Data
◇ ◇ ◇

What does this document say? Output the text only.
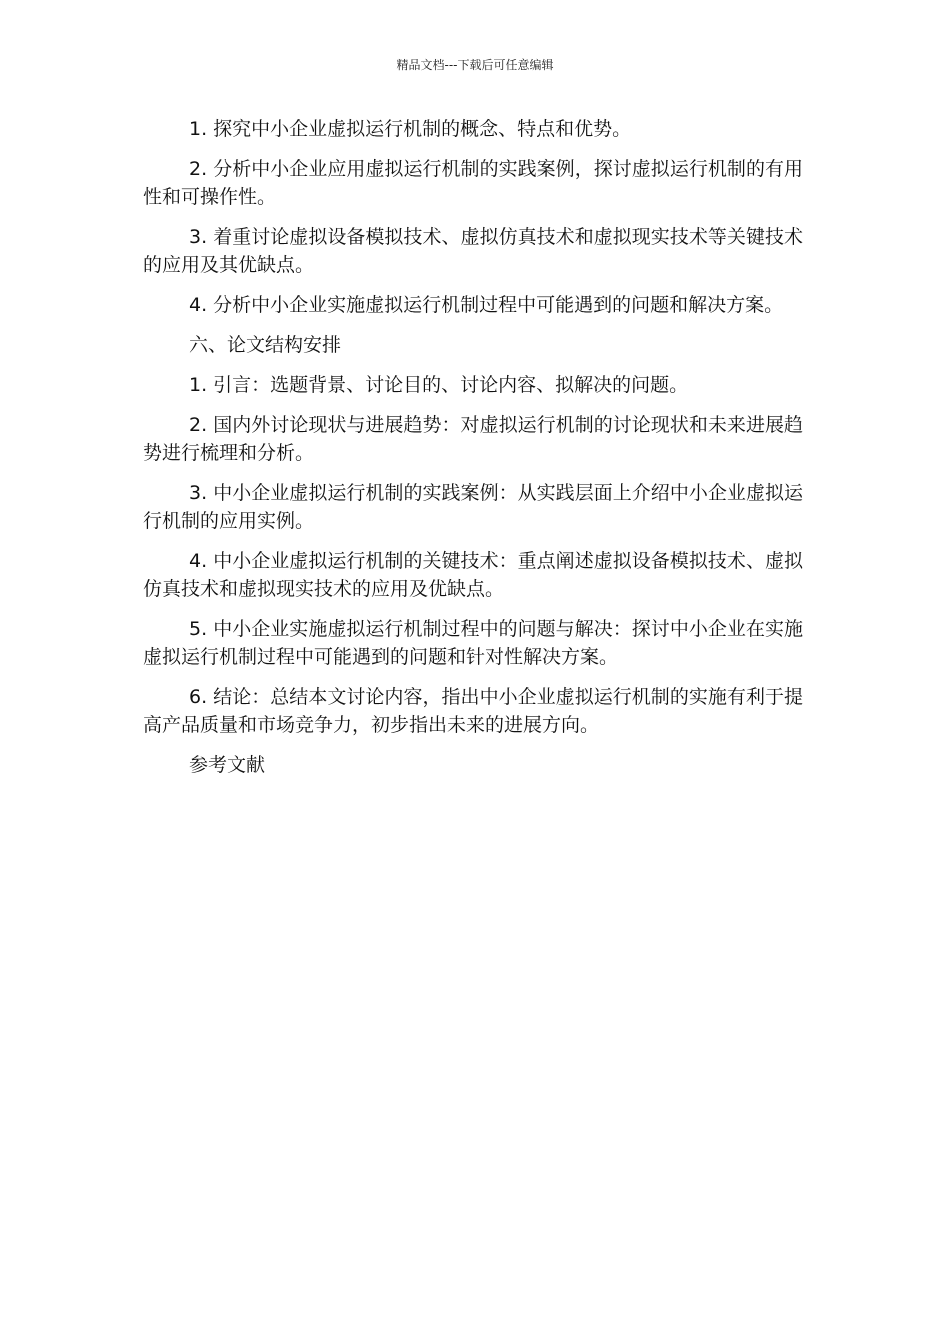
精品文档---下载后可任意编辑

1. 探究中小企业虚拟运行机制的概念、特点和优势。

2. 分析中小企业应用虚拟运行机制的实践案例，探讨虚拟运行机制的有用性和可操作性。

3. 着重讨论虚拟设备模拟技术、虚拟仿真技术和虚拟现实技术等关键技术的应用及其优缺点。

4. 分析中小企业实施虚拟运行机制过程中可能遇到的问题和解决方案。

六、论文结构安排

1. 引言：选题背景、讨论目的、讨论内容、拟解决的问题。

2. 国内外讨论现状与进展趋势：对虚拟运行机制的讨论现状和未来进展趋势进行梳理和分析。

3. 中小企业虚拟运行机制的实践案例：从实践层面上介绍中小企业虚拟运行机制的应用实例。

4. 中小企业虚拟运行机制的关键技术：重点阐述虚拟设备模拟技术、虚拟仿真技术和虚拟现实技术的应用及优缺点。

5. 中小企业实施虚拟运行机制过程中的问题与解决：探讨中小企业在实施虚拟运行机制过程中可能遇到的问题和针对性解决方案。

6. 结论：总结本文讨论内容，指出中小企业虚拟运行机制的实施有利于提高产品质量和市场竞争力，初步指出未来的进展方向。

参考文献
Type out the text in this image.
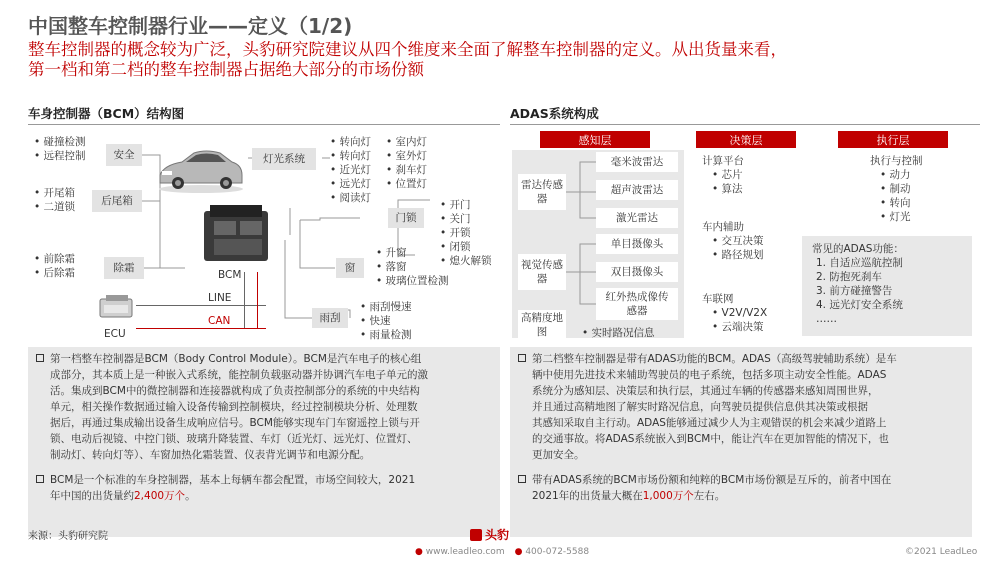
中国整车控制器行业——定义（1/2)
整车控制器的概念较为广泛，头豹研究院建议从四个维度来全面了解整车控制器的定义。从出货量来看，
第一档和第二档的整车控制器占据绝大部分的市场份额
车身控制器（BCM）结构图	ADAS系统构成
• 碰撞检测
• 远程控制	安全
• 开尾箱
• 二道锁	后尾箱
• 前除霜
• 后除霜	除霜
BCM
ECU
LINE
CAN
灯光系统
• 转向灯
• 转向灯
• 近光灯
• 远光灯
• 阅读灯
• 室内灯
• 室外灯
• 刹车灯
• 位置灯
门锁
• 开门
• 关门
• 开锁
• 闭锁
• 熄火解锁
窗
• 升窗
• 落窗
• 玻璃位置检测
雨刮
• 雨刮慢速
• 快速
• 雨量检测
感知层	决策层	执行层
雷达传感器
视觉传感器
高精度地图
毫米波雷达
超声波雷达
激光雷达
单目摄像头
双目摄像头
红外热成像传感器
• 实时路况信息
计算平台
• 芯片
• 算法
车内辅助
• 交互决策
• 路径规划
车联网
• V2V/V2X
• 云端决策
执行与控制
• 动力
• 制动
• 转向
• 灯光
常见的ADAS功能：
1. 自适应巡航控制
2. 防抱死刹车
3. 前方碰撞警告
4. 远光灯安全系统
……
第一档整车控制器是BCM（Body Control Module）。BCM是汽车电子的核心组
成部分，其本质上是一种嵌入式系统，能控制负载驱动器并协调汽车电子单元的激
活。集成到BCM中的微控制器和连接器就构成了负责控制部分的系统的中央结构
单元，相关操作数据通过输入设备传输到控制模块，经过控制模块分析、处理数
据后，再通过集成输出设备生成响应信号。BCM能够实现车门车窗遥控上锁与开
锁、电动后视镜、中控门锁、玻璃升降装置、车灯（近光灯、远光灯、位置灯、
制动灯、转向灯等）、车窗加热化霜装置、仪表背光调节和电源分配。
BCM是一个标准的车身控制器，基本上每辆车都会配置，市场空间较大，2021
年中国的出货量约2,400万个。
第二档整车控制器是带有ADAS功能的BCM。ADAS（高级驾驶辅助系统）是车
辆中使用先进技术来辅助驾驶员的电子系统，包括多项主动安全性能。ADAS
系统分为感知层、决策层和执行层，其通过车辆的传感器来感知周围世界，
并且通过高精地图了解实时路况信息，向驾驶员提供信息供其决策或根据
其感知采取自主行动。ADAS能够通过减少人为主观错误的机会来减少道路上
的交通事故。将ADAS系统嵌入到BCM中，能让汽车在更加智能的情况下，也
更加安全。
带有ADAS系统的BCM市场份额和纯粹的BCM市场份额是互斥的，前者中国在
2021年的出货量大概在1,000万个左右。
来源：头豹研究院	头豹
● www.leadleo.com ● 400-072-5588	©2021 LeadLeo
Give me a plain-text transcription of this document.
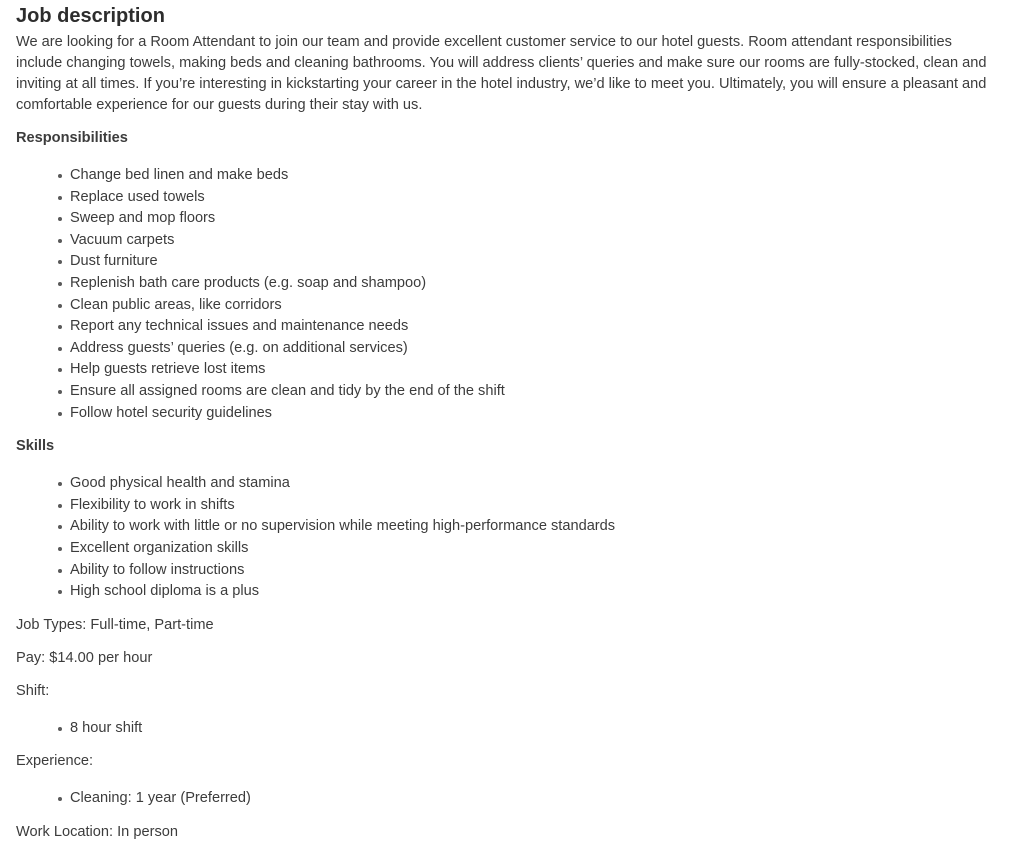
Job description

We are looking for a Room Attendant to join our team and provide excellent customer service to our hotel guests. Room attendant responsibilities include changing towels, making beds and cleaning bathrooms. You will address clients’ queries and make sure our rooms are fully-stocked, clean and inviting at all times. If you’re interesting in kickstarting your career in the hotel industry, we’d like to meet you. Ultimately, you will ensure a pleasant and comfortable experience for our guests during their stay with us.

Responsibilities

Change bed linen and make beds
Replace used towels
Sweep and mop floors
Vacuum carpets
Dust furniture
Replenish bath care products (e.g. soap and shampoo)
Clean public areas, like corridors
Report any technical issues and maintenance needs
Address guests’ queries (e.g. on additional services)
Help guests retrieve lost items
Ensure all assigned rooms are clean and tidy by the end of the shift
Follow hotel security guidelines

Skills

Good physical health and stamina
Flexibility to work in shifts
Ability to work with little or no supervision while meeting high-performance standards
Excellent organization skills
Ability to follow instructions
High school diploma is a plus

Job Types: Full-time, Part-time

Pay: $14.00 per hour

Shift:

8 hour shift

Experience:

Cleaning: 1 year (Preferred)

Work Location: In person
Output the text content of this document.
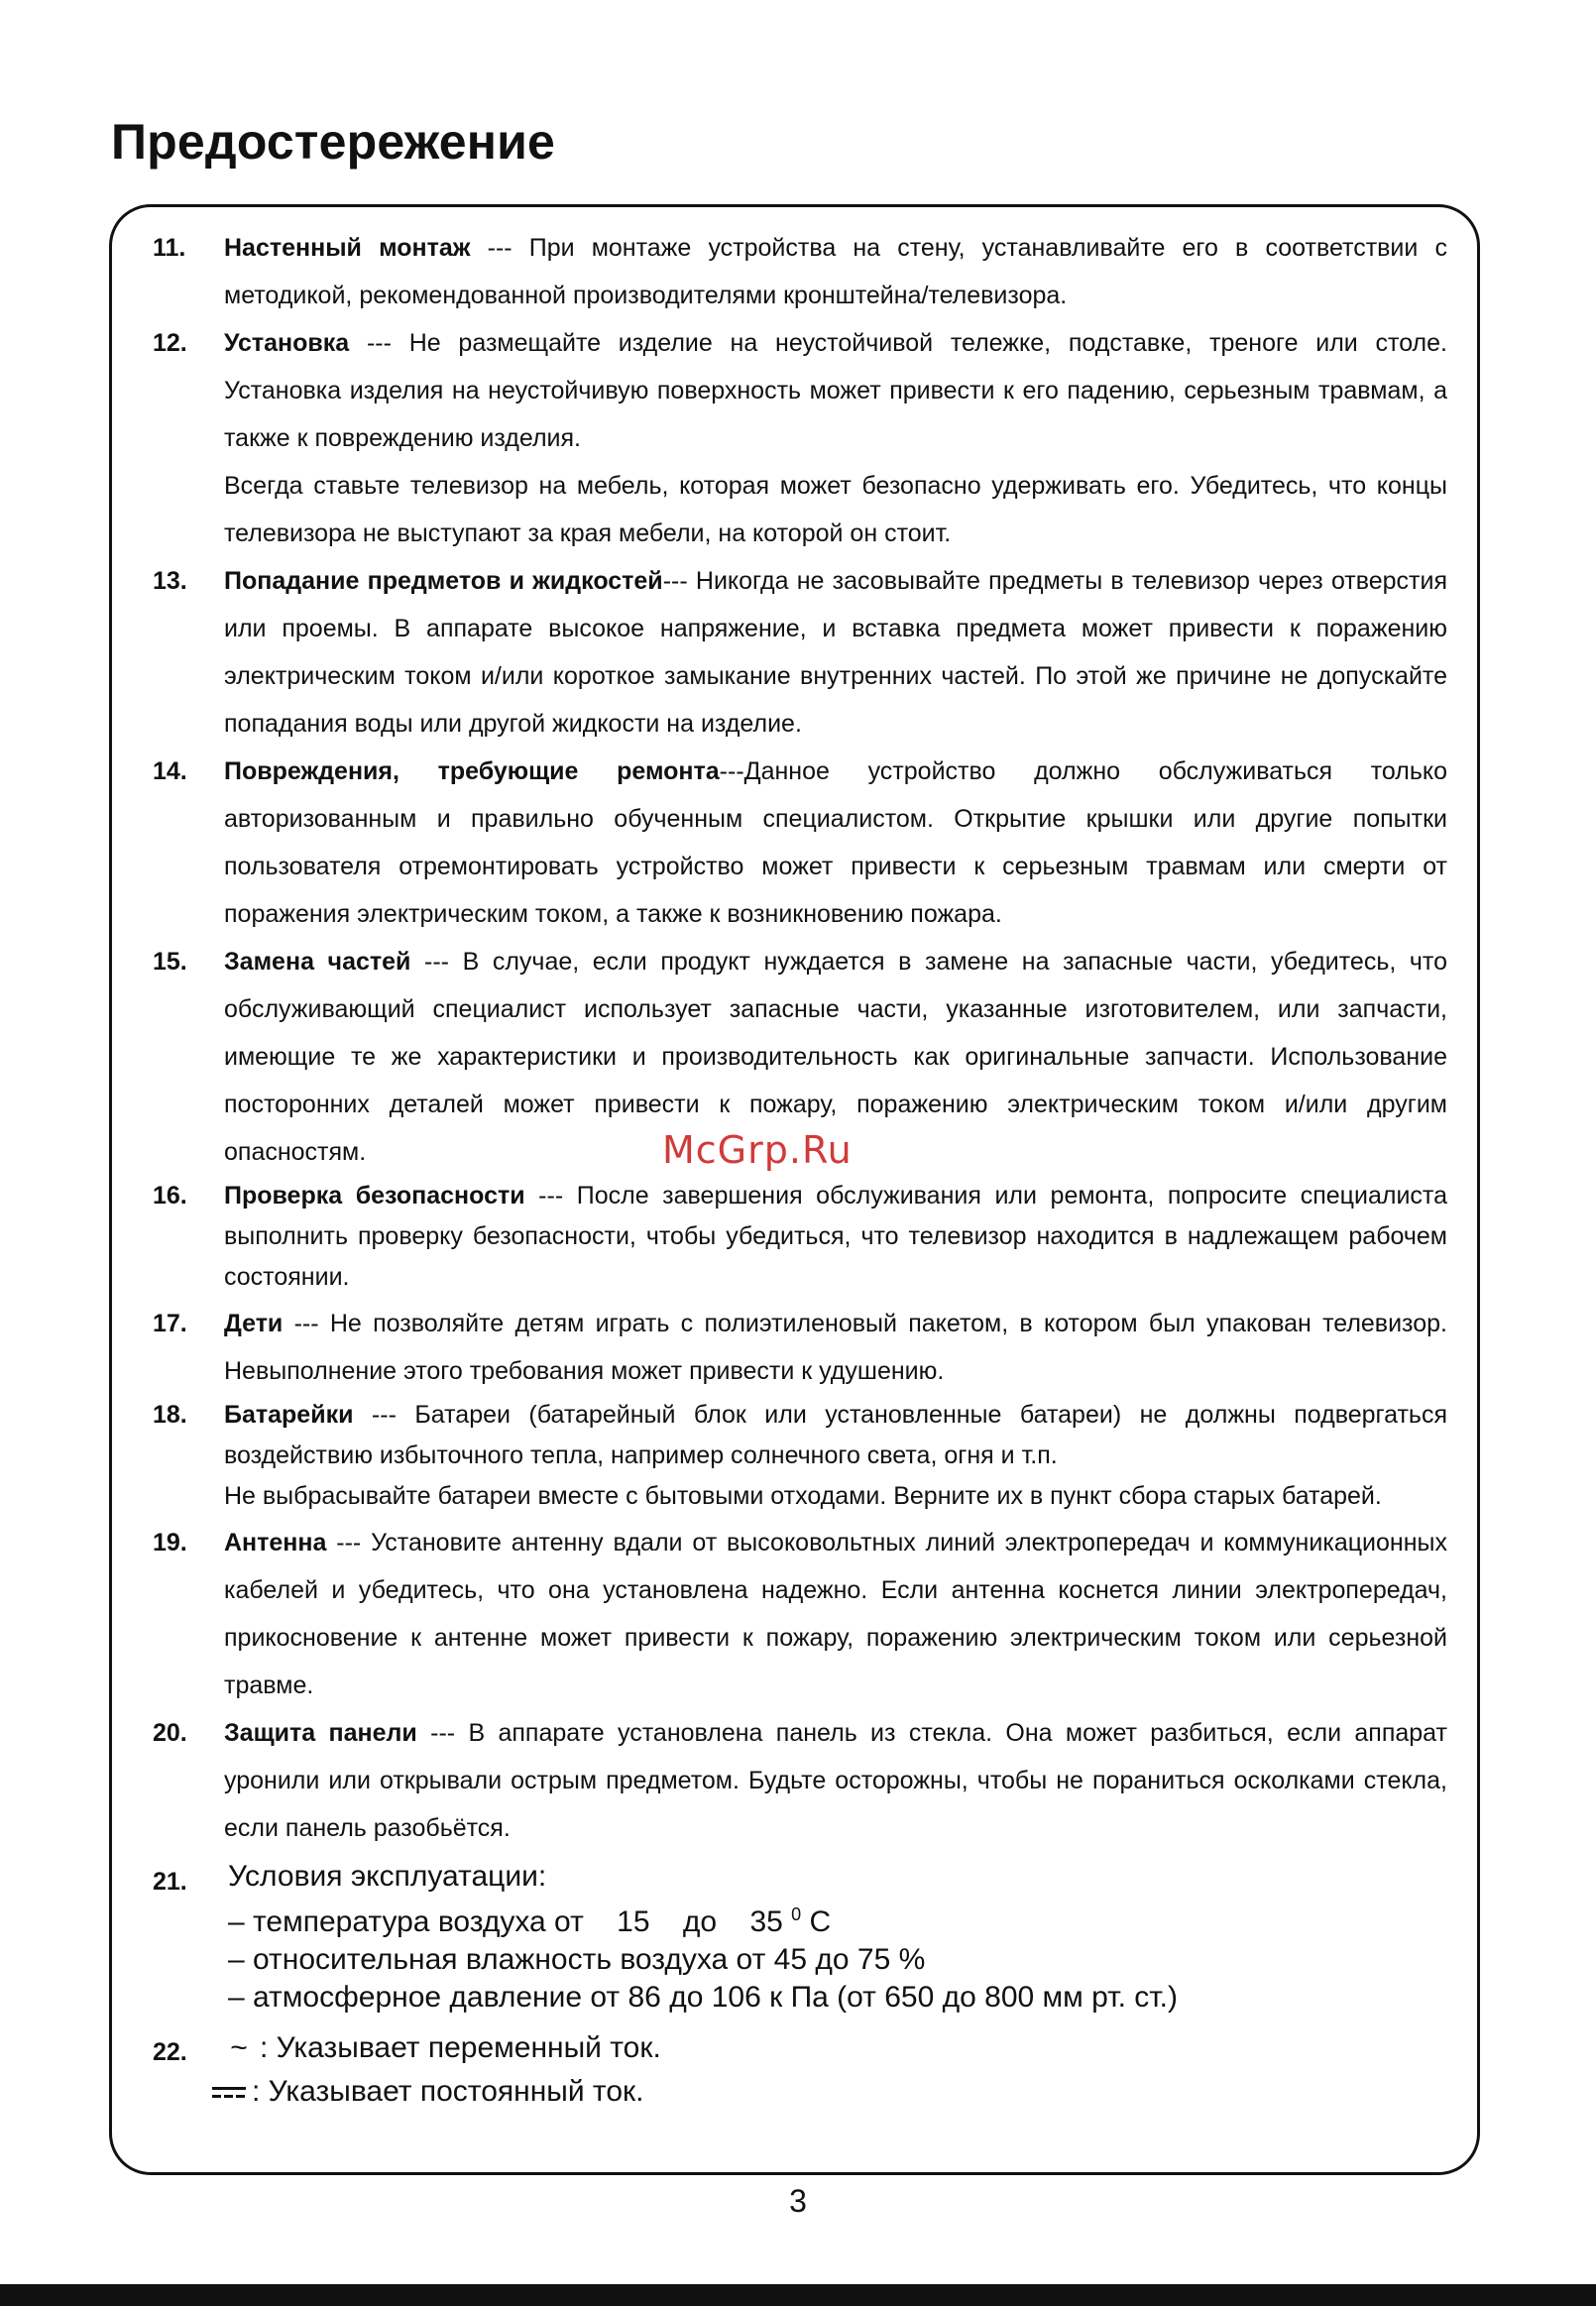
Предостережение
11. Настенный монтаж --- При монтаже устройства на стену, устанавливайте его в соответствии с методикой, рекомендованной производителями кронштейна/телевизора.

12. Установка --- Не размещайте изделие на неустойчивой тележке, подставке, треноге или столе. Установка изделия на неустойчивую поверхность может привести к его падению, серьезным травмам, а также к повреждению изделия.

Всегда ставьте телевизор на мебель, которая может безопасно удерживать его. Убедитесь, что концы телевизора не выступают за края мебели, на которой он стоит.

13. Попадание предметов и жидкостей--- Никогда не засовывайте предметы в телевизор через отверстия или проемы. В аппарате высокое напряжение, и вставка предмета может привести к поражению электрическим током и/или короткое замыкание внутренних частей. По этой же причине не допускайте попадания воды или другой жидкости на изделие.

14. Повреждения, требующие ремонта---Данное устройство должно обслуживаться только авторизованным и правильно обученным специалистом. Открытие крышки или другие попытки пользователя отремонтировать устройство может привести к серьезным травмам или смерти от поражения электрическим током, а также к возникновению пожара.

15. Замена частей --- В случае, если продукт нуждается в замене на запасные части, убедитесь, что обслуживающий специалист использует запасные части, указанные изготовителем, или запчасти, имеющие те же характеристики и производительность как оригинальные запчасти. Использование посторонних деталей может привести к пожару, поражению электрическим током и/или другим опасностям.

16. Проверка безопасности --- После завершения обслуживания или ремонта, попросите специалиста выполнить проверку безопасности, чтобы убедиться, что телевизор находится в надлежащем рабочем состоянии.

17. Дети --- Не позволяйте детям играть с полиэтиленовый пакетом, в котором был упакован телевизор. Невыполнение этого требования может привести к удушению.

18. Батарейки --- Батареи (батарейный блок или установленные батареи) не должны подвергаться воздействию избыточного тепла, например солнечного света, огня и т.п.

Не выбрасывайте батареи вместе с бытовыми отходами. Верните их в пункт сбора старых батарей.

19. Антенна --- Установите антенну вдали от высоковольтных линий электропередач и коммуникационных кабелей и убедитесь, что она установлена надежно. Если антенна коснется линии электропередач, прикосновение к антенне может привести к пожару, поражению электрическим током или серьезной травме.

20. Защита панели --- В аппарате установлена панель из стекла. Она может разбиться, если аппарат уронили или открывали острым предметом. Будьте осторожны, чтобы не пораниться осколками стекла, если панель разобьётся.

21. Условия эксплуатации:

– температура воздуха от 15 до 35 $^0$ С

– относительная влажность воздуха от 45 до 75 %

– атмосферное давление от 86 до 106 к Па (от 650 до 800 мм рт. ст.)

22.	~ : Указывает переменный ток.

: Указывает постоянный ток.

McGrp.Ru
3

◇ ◇ ◇

Copy out each line of the data containing the string "батареи".

Exercise output
18. Батарейки --- Батареи (батарейный блок или установленные батареи) не должны подвергаться воздействию избыточного тепла, например солнечного света, огня и т.п.
Не выбрасывайте батареи вместе с бытовыми отходами. Верните их в пункт сбора старых батарей.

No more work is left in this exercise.